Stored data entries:
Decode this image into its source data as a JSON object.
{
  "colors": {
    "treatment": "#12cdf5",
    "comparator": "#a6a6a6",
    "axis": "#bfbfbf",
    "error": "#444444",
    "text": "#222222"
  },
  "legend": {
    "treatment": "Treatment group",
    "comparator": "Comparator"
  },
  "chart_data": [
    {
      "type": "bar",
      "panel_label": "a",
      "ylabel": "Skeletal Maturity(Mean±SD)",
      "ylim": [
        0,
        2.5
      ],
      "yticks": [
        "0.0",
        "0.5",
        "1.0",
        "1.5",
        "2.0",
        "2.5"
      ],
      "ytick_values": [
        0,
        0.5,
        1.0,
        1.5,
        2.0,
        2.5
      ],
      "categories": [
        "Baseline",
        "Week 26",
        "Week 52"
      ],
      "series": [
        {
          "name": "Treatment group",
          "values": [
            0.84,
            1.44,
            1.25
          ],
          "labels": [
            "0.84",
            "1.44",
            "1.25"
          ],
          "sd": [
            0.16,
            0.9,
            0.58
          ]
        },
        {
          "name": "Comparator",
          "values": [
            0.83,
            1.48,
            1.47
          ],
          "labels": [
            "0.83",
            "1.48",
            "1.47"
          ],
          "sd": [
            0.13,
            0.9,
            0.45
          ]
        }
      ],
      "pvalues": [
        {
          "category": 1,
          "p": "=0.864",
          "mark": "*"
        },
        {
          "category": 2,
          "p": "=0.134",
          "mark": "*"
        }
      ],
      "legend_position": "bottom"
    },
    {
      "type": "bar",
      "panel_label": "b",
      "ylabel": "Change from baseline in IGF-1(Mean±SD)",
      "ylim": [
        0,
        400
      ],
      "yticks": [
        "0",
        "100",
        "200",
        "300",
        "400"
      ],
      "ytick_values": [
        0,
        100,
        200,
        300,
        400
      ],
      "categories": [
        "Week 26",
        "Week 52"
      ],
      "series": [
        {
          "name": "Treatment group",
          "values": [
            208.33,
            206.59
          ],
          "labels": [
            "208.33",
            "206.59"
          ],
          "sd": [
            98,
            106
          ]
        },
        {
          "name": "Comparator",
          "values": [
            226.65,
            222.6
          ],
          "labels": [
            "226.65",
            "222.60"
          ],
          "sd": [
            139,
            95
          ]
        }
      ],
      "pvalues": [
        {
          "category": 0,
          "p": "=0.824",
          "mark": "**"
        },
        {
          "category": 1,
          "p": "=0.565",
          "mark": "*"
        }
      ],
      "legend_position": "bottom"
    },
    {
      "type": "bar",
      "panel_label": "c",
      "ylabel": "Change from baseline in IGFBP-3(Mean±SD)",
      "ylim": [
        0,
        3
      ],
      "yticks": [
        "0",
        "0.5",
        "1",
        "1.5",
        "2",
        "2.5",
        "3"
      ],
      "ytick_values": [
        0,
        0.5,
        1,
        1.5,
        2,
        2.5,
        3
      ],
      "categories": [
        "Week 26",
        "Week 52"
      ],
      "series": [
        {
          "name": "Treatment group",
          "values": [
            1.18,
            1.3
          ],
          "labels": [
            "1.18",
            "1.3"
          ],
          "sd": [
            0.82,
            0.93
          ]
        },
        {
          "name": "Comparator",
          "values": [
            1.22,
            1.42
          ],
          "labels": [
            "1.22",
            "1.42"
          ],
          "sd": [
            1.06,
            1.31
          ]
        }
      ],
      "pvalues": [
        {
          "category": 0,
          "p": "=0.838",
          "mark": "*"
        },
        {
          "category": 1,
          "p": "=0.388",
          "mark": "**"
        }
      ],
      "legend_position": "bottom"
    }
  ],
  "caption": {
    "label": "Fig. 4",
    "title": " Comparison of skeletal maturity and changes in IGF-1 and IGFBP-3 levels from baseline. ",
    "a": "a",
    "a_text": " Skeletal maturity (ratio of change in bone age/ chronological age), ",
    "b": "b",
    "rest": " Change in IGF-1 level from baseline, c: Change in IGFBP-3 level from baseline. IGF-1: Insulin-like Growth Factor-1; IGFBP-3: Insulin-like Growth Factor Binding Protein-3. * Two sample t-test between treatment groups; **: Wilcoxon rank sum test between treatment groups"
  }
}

## Work to complete
Retype each entry exactly, leaving none of them out.

## Task output
Decode this image into its source data as a JSON object.
{
  "colors": {
    "treatment": "#12cdf5",
    "comparator": "#a6a6a6",
    "axis": "#bfbfbf",
    "error": "#444444",
    "text": "#222222"
  },
  "legend": {
    "treatment": "Treatment group",
    "comparator": "Comparator"
  },
  "chart_data": [
    {
      "type": "bar",
      "panel_label": "a",
      "ylabel": "Skeletal Maturity(Mean±SD)",
      "ylim": [
        0,
        2.5
      ],
      "yticks": [
        "0.0",
        "0.5",
        "1.0",
        "1.5",
        "2.0",
        "2.5"
      ],
      "ytick_values": [
        0,
        0.5,
        1.0,
        1.5,
        2.0,
        2.5
      ],
      "categories": [
        "Baseline",
        "Week 26",
        "Week 52"
      ],
      "series": [
        {
          "name": "Treatment group",
          "values": [
            0.84,
            1.44,
            1.25
          ],
          "labels": [
            "0.84",
            "1.44",
            "1.25"
          ],
          "sd": [
            0.16,
            0.9,
            0.58
          ]
        },
        {
          "name": "Comparator",
          "values": [
            0.83,
            1.48,
            1.47
          ],
          "labels": [
            "0.83",
            "1.48",
            "1.47"
          ],
          "sd": [
            0.13,
            0.9,
            0.45
          ]
        }
      ],
      "pvalues": [
        {
          "category": 1,
          "p": "=0.864",
          "mark": "*"
        },
        {
          "category": 2,
          "p": "=0.134",
          "mark": "*"
        }
      ],
      "legend_position": "bottom"
    },
    {
      "type": "bar",
      "panel_label": "b",
      "ylabel": "Change from baseline in IGF-1(Mean±SD)",
      "ylim": [
        0,
        400
      ],
      "yticks": [
        "0",
        "100",
        "200",
        "300",
        "400"
      ],
      "ytick_values": [
        0,
        100,
        200,
        300,
        400
      ],
      "categories": [
        "Week 26",
        "Week 52"
      ],
      "series": [
        {
          "name": "Treatment group",
          "values": [
            208.33,
            206.59
          ],
          "labels": [
            "208.33",
            "206.59"
          ],
          "sd": [
            98,
            106
          ]
        },
        {
          "name": "Comparator",
          "values": [
            226.65,
            222.6
          ],
          "labels": [
            "226.65",
            "222.60"
          ],
          "sd": [
            139,
            95
          ]
        }
      ],
      "pvalues": [
        {
          "category": 0,
          "p": "=0.824",
          "mark": "**"
        },
        {
          "category": 1,
          "p": "=0.565",
          "mark": "*"
        }
      ],
      "legend_position": "bottom"
    },
    {
      "type": "bar",
      "panel_label": "c",
      "ylabel": "Change from baseline in IGFBP-3(Mean±SD)",
      "ylim": [
        0,
        3
      ],
      "yticks": [
        "0",
        "0.5",
        "1",
        "1.5",
        "2",
        "2.5",
        "3"
      ],
      "ytick_values": [
        0,
        0.5,
        1,
        1.5,
        2,
        2.5,
        3
      ],
      "categories": [
        "Week 26",
        "Week 52"
      ],
      "series": [
        {
          "name": "Treatment group",
          "values": [
            1.18,
            1.3
          ],
          "labels": [
            "1.18",
            "1.3"
          ],
          "sd": [
            0.82,
            0.93
          ]
        },
        {
          "name": "Comparator",
          "values": [
            1.22,
            1.42
          ],
          "labels": [
            "1.22",
            "1.42"
          ],
          "sd": [
            1.06,
            1.31
          ]
        }
      ],
      "pvalues": [
        {
          "category": 0,
          "p": "=0.838",
          "mark": "*"
        },
        {
          "category": 1,
          "p": "=0.388",
          "mark": "**"
        }
      ],
      "legend_position": "bottom"
    }
  ],
  "caption": {
    "label": "Fig. 4",
    "title": " Comparison of skeletal maturity and changes in IGF-1 and IGFBP-3 levels from baseline. ",
    "a": "a",
    "a_text": " Skeletal maturity (ratio of change in bone age/ chronological age), ",
    "b": "b",
    "rest": " Change in IGF-1 level from baseline, c: Change in IGFBP-3 level from baseline. IGF-1: Insulin-like Growth Factor-1; IGFBP-3: Insulin-like Growth Factor Binding Protein-3. * Two sample t-test between treatment groups; **: Wilcoxon rank sum test between treatment groups"
  }
}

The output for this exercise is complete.